> **What is expected**
Identify and reproduce every line holding the string "Chimp".

Dataset rows about figures:
##############################
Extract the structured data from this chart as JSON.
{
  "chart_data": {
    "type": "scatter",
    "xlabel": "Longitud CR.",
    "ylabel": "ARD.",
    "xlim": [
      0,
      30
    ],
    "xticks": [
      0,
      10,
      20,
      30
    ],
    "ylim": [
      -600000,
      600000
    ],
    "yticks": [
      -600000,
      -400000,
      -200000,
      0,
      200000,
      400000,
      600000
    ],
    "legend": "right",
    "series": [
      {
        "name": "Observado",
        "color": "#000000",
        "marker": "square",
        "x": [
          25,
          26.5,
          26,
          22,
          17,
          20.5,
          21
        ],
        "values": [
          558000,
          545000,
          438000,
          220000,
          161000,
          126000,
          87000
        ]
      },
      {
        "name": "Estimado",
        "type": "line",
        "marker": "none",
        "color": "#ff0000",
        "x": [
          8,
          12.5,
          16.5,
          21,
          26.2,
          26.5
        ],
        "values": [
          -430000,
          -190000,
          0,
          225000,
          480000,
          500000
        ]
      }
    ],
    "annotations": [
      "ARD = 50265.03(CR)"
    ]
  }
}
##############################
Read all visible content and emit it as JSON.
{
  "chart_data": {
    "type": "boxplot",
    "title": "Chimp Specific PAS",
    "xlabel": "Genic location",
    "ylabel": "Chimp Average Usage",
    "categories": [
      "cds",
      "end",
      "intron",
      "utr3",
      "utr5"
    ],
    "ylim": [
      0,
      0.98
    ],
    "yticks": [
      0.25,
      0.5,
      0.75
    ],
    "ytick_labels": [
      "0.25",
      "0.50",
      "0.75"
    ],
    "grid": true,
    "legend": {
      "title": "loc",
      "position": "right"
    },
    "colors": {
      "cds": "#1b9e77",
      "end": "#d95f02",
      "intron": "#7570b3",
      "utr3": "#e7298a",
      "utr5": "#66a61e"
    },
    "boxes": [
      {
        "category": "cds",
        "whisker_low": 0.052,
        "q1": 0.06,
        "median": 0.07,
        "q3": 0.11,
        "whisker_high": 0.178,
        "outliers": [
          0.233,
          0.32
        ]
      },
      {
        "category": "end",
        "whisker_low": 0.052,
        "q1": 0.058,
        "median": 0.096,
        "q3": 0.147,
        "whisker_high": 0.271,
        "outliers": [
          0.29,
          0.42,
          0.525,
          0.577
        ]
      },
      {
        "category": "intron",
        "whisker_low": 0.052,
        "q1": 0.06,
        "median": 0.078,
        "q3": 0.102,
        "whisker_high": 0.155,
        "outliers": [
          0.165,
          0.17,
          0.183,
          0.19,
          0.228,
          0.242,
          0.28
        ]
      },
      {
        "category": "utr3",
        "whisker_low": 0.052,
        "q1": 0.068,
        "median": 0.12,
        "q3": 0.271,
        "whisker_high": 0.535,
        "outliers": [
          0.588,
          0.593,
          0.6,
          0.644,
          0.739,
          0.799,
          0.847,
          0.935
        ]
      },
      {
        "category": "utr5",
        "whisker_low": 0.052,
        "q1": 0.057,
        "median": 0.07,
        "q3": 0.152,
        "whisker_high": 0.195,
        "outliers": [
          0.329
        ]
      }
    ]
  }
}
##############################
> **Exercise output**
    "title": "Chimp Specific PAS",
    "ylabel": "Chimp Average Usage",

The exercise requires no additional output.